- _Task material_:
====

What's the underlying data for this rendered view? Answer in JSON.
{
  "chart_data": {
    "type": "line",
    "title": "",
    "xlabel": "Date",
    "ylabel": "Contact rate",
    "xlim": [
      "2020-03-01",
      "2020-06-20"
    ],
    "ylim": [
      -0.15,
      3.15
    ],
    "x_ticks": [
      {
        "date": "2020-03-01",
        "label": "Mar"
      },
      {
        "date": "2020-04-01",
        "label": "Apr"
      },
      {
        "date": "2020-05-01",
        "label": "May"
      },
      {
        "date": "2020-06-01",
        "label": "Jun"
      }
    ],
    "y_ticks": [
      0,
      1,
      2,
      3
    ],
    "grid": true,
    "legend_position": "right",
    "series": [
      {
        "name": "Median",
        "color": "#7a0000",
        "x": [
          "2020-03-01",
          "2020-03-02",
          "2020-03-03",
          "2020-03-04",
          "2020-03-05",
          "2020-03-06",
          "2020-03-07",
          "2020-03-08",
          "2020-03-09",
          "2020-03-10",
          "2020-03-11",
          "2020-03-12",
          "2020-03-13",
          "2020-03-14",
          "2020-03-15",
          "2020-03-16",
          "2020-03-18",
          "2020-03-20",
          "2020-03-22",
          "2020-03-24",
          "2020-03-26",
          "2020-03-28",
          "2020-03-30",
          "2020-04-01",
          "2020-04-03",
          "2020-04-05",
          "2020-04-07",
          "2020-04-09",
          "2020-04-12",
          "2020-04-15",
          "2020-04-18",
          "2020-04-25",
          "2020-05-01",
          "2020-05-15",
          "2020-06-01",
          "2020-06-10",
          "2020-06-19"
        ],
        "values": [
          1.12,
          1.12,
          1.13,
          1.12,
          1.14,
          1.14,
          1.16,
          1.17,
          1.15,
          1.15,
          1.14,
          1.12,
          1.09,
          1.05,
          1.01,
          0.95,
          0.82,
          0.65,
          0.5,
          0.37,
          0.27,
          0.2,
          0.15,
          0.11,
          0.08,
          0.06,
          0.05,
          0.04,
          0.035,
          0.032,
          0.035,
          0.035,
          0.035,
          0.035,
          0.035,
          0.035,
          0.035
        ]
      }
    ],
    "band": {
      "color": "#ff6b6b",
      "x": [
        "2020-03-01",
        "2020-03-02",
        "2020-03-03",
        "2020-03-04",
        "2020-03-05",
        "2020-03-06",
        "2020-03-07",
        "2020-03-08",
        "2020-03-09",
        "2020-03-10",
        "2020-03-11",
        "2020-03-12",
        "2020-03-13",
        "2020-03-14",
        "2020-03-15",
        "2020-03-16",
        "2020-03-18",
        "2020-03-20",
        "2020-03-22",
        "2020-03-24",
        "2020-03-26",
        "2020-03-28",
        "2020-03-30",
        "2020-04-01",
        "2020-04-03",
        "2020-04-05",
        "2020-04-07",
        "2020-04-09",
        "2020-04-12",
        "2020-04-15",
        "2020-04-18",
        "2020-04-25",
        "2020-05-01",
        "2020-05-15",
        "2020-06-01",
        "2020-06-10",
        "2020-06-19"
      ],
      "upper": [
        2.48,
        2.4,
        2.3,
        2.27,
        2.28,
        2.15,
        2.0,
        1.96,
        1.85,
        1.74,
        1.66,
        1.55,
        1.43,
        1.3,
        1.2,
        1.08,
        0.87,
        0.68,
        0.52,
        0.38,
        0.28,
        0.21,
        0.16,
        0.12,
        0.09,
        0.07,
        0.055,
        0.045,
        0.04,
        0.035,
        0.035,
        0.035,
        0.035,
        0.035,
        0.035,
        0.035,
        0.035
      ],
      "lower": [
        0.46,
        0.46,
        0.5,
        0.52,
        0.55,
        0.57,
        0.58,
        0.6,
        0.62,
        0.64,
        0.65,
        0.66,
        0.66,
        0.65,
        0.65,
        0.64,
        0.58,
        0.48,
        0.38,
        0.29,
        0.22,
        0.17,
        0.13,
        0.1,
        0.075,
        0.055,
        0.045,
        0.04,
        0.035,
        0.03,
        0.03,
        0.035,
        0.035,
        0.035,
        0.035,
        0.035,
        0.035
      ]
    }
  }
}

====

- _What you are asked to do_: Set down the material above again, word for word.

- _Solved exercise_:
What's the underlying data for this rendered view? Answer in JSON.
{
  "chart_data": {
    "type": "line",
    "title": "",
    "xlabel": "Date",
    "ylabel": "Contact rate",
    "xlim": [
      "2020-03-01",
      "2020-06-20"
    ],
    "ylim": [
      -0.15,
      3.15
    ],
    "x_ticks": [
      {
        "date": "2020-03-01",
        "label": "Mar"
      },
      {
        "date": "2020-04-01",
        "label": "Apr"
      },
      {
        "date": "2020-05-01",
        "label": "May"
      },
      {
        "date": "2020-06-01",
        "label": "Jun"
      }
    ],
    "y_ticks": [
      0,
      1,
      2,
      3
    ],
    "grid": true,
    "legend_position": "right",
    "series": [
      {
        "name": "Median",
        "color": "#7a0000",
        "x": [
          "2020-03-01",
          "2020-03-02",
          "2020-03-03",
          "2020-03-04",
          "2020-03-05",
          "2020-03-06",
          "2020-03-07",
          "2020-03-08",
          "2020-03-09",
          "2020-03-10",
          "2020-03-11",
          "2020-03-12",
          "2020-03-13",
          "2020-03-14",
          "2020-03-15",
          "2020-03-16",
          "2020-03-18",
          "2020-03-20",
          "2020-03-22",
          "2020-03-24",
          "2020-03-26",
          "2020-03-28",
          "2020-03-30",
          "2020-04-01",
          "2020-04-03",
          "2020-04-05",
          "2020-04-07",
          "2020-04-09",
          "2020-04-12",
          "2020-04-15",
          "2020-04-18",
          "2020-04-25",
          "2020-05-01",
          "2020-05-15",
          "2020-06-01",
          "2020-06-10",
          "2020-06-19"
        ],
        "values": [
          1.12,
          1.12,
          1.13,
          1.12,
          1.14,
          1.14,
          1.16,
          1.17,
          1.15,
          1.15,
          1.14,
          1.12,
          1.09,
          1.05,
          1.01,
          0.95,
          0.82,
          0.65,
          0.5,
          0.37,
          0.27,
          0.2,
          0.15,
          0.11,
          0.08,
          0.06,
          0.05,
          0.04,
          0.035,
          0.032,
          0.035,
          0.035,
          0.035,
          0.035,
          0.035,
          0.035,
          0.035
        ]
      }
    ],
    "band": {
      "color": "#ff6b6b",
      "x": [
        "2020-03-01",
        "2020-03-02",
        "2020-03-03",
        "2020-03-04",
        "2020-03-05",
        "2020-03-06",
        "2020-03-07",
        "2020-03-08",
        "2020-03-09",
        "2020-03-10",
        "2020-03-11",
        "2020-03-12",
        "2020-03-13",
        "2020-03-14",
        "2020-03-15",
        "2020-03-16",
        "2020-03-18",
        "2020-03-20",
        "2020-03-22",
        "2020-03-24",
        "2020-03-26",
        "2020-03-28",
        "2020-03-30",
        "2020-04-01",
        "2020-04-03",
        "2020-04-05",
        "2020-04-07",
        "2020-04-09",
        "2020-04-12",
        "2020-04-15",
        "2020-04-18",
        "2020-04-25",
        "2020-05-01",
        "2020-05-15",
        "2020-06-01",
        "2020-06-10",
        "2020-06-19"
      ],
      "upper": [
        2.48,
        2.4,
        2.3,
        2.27,
        2.28,
        2.15,
        2.0,
        1.96,
        1.85,
        1.74,
        1.66,
        1.55,
        1.43,
        1.3,
        1.2,
        1.08,
        0.87,
        0.68,
        0.52,
        0.38,
        0.28,
        0.21,
        0.16,
        0.12,
        0.09,
        0.07,
        0.055,
        0.045,
        0.04,
        0.035,
        0.035,
        0.035,
        0.035,
        0.035,
        0.035,
        0.035,
        0.035
      ],
      "lower": [
        0.46,
        0.46,
        0.5,
        0.52,
        0.55,
        0.57,
        0.58,
        0.6,
        0.62,
        0.64,
        0.65,
        0.66,
        0.66,
        0.65,
        0.65,
        0.64,
        0.58,
        0.48,
        0.38,
        0.29,
        0.22,
        0.17,
        0.13,
        0.1,
        0.075,
        0.055,
        0.045,
        0.04,
        0.035,
        0.03,
        0.03,
        0.035,
        0.035,
        0.035,
        0.035,
        0.035,
        0.035
      ]
    }
  }
}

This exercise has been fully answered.